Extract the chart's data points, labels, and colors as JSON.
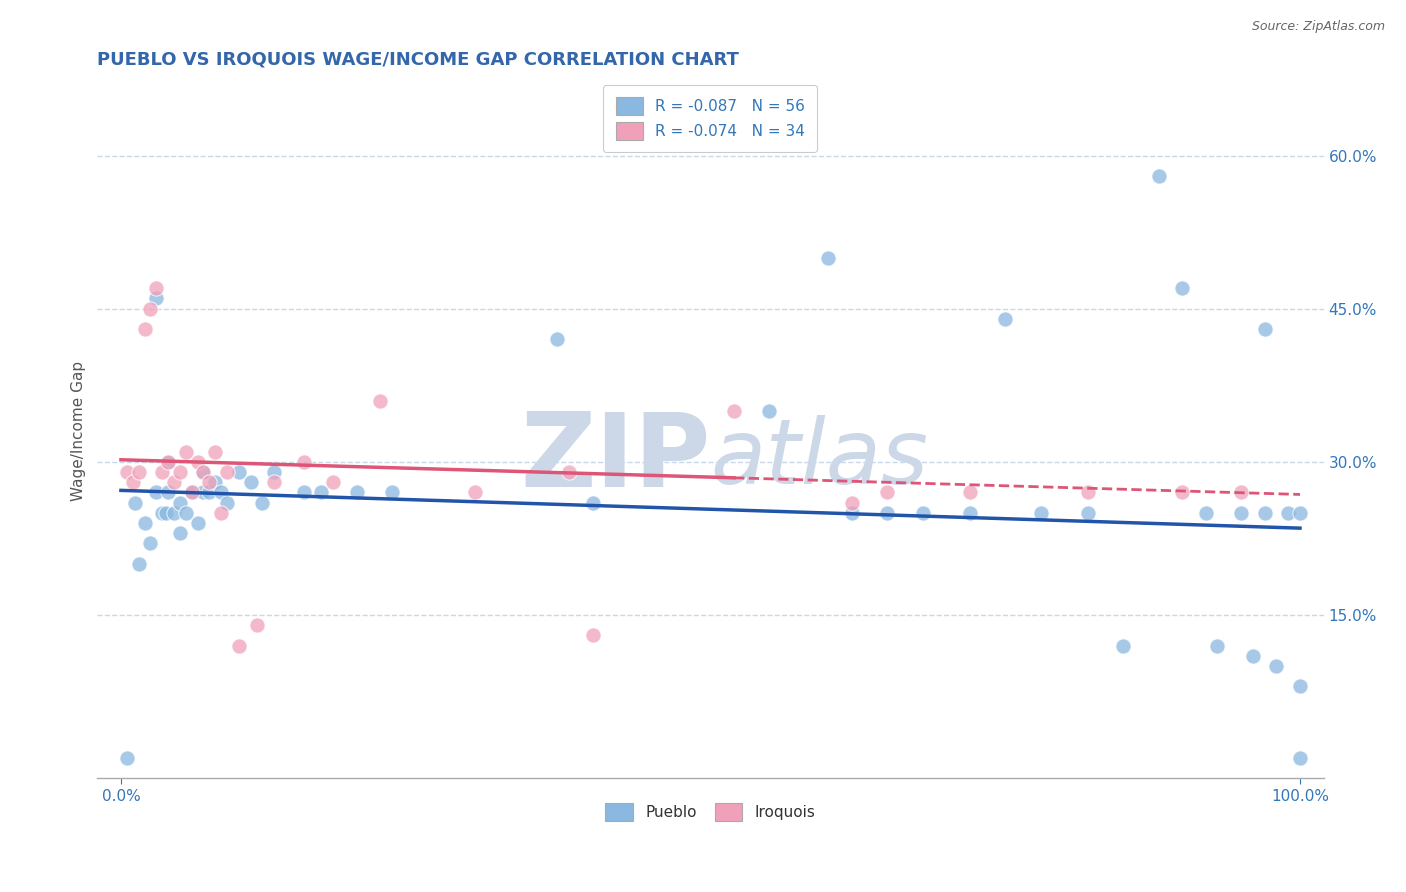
{
  "title": "PUEBLO VS IROQUOIS WAGE/INCOME GAP CORRELATION CHART",
  "source": "Source: ZipAtlas.com",
  "ylabel": "Wage/Income Gap",
  "xlim": [
    -0.02,
    1.02
  ],
  "ylim": [
    -0.01,
    0.67
  ],
  "ytick_positions": [
    0.15,
    0.3,
    0.45,
    0.6
  ],
  "ytick_labels": [
    "15.0%",
    "30.0%",
    "45.0%",
    "60.0%"
  ],
  "legend_entries": [
    {
      "label": "R = -0.087   N = 56",
      "color": "#a8c8e8"
    },
    {
      "label": "R = -0.074   N = 34",
      "color": "#f0b0c8"
    }
  ],
  "pueblo_color": "#8ab8e0",
  "iroquois_color": "#f0a0b8",
  "pueblo_trendline_color": "#2255aa",
  "iroquois_trendline_color": "#dd5577",
  "watermark_zip": "ZIP",
  "watermark_atlas": "atlas",
  "watermark_color": "#ccd8e8",
  "background_color": "#ffffff",
  "grid_color": "#c8d8e8",
  "pueblo_x": [
    0.005,
    0.012,
    0.015,
    0.02,
    0.025,
    0.03,
    0.03,
    0.035,
    0.038,
    0.04,
    0.04,
    0.045,
    0.05,
    0.05,
    0.055,
    0.06,
    0.065,
    0.07,
    0.07,
    0.075,
    0.08,
    0.085,
    0.09,
    0.1,
    0.11,
    0.12,
    0.13,
    0.155,
    0.17,
    0.2,
    0.23,
    0.37,
    0.4,
    0.55,
    0.6,
    0.62,
    0.65,
    0.68,
    0.72,
    0.75,
    0.78,
    0.82,
    0.85,
    0.88,
    0.9,
    0.92,
    0.93,
    0.95,
    0.96,
    0.97,
    0.97,
    0.98,
    0.99,
    1.0,
    1.0,
    1.0
  ],
  "pueblo_y": [
    0.01,
    0.26,
    0.2,
    0.24,
    0.22,
    0.27,
    0.46,
    0.25,
    0.25,
    0.27,
    0.3,
    0.25,
    0.23,
    0.26,
    0.25,
    0.27,
    0.24,
    0.27,
    0.29,
    0.27,
    0.28,
    0.27,
    0.26,
    0.29,
    0.28,
    0.26,
    0.29,
    0.27,
    0.27,
    0.27,
    0.27,
    0.42,
    0.26,
    0.35,
    0.5,
    0.25,
    0.25,
    0.25,
    0.25,
    0.44,
    0.25,
    0.25,
    0.12,
    0.58,
    0.47,
    0.25,
    0.12,
    0.25,
    0.11,
    0.43,
    0.25,
    0.1,
    0.25,
    0.08,
    0.25,
    0.01
  ],
  "iroquois_x": [
    0.005,
    0.01,
    0.015,
    0.02,
    0.025,
    0.03,
    0.035,
    0.04,
    0.045,
    0.05,
    0.055,
    0.06,
    0.065,
    0.07,
    0.075,
    0.08,
    0.085,
    0.09,
    0.1,
    0.115,
    0.13,
    0.155,
    0.18,
    0.22,
    0.3,
    0.38,
    0.4,
    0.52,
    0.62,
    0.65,
    0.72,
    0.82,
    0.9,
    0.95
  ],
  "iroquois_y": [
    0.29,
    0.28,
    0.29,
    0.43,
    0.45,
    0.47,
    0.29,
    0.3,
    0.28,
    0.29,
    0.31,
    0.27,
    0.3,
    0.29,
    0.28,
    0.31,
    0.25,
    0.29,
    0.12,
    0.14,
    0.28,
    0.3,
    0.28,
    0.36,
    0.27,
    0.29,
    0.13,
    0.35,
    0.26,
    0.27,
    0.27,
    0.27,
    0.27,
    0.27
  ],
  "pueblo_trend_x0": 0.0,
  "pueblo_trend_y0": 0.272,
  "pueblo_trend_x1": 1.0,
  "pueblo_trend_y1": 0.235,
  "iroquois_trend_x0": 0.0,
  "iroquois_trend_y0": 0.302,
  "iroquois_trend_x1": 1.0,
  "iroquois_trend_y1": 0.268
}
######
Send back the data above word for word, with the pictures left out.

Extract the chart's data points, labels, and colors as JSON.
{
  "title": "PUEBLO VS IROQUOIS WAGE/INCOME GAP CORRELATION CHART",
  "source": "Source: ZipAtlas.com",
  "ylabel": "Wage/Income Gap",
  "xlim": [
    -0.02,
    1.02
  ],
  "ylim": [
    -0.01,
    0.67
  ],
  "ytick_positions": [
    0.15,
    0.3,
    0.45,
    0.6
  ],
  "ytick_labels": [
    "15.0%",
    "30.0%",
    "45.0%",
    "60.0%"
  ],
  "legend_entries": [
    {
      "label": "R = -0.087   N = 56",
      "color": "#a8c8e8"
    },
    {
      "label": "R = -0.074   N = 34",
      "color": "#f0b0c8"
    }
  ],
  "pueblo_color": "#8ab8e0",
  "iroquois_color": "#f0a0b8",
  "pueblo_trendline_color": "#2255aa",
  "iroquois_trendline_color": "#dd5577",
  "watermark_zip": "ZIP",
  "watermark_atlas": "atlas",
  "watermark_color": "#ccd8e8",
  "background_color": "#ffffff",
  "grid_color": "#c8d8e8",
  "pueblo_x": [
    0.005,
    0.012,
    0.015,
    0.02,
    0.025,
    0.03,
    0.03,
    0.035,
    0.038,
    0.04,
    0.04,
    0.045,
    0.05,
    0.05,
    0.055,
    0.06,
    0.065,
    0.07,
    0.07,
    0.075,
    0.08,
    0.085,
    0.09,
    0.1,
    0.11,
    0.12,
    0.13,
    0.155,
    0.17,
    0.2,
    0.23,
    0.37,
    0.4,
    0.55,
    0.6,
    0.62,
    0.65,
    0.68,
    0.72,
    0.75,
    0.78,
    0.82,
    0.85,
    0.88,
    0.9,
    0.92,
    0.93,
    0.95,
    0.96,
    0.97,
    0.97,
    0.98,
    0.99,
    1.0,
    1.0,
    1.0
  ],
  "pueblo_y": [
    0.01,
    0.26,
    0.2,
    0.24,
    0.22,
    0.27,
    0.46,
    0.25,
    0.25,
    0.27,
    0.3,
    0.25,
    0.23,
    0.26,
    0.25,
    0.27,
    0.24,
    0.27,
    0.29,
    0.27,
    0.28,
    0.27,
    0.26,
    0.29,
    0.28,
    0.26,
    0.29,
    0.27,
    0.27,
    0.27,
    0.27,
    0.42,
    0.26,
    0.35,
    0.5,
    0.25,
    0.25,
    0.25,
    0.25,
    0.44,
    0.25,
    0.25,
    0.12,
    0.58,
    0.47,
    0.25,
    0.12,
    0.25,
    0.11,
    0.43,
    0.25,
    0.1,
    0.25,
    0.08,
    0.25,
    0.01
  ],
  "iroquois_x": [
    0.005,
    0.01,
    0.015,
    0.02,
    0.025,
    0.03,
    0.035,
    0.04,
    0.045,
    0.05,
    0.055,
    0.06,
    0.065,
    0.07,
    0.075,
    0.08,
    0.085,
    0.09,
    0.1,
    0.115,
    0.13,
    0.155,
    0.18,
    0.22,
    0.3,
    0.38,
    0.4,
    0.52,
    0.62,
    0.65,
    0.72,
    0.82,
    0.9,
    0.95
  ],
  "iroquois_y": [
    0.29,
    0.28,
    0.29,
    0.43,
    0.45,
    0.47,
    0.29,
    0.3,
    0.28,
    0.29,
    0.31,
    0.27,
    0.3,
    0.29,
    0.28,
    0.31,
    0.25,
    0.29,
    0.12,
    0.14,
    0.28,
    0.3,
    0.28,
    0.36,
    0.27,
    0.29,
    0.13,
    0.35,
    0.26,
    0.27,
    0.27,
    0.27,
    0.27,
    0.27
  ],
  "pueblo_trend_x0": 0.0,
  "pueblo_trend_y0": 0.272,
  "pueblo_trend_x1": 1.0,
  "pueblo_trend_y1": 0.235,
  "iroquois_trend_x0": 0.0,
  "iroquois_trend_y0": 0.302,
  "iroquois_trend_x1": 1.0,
  "iroquois_trend_y1": 0.268
}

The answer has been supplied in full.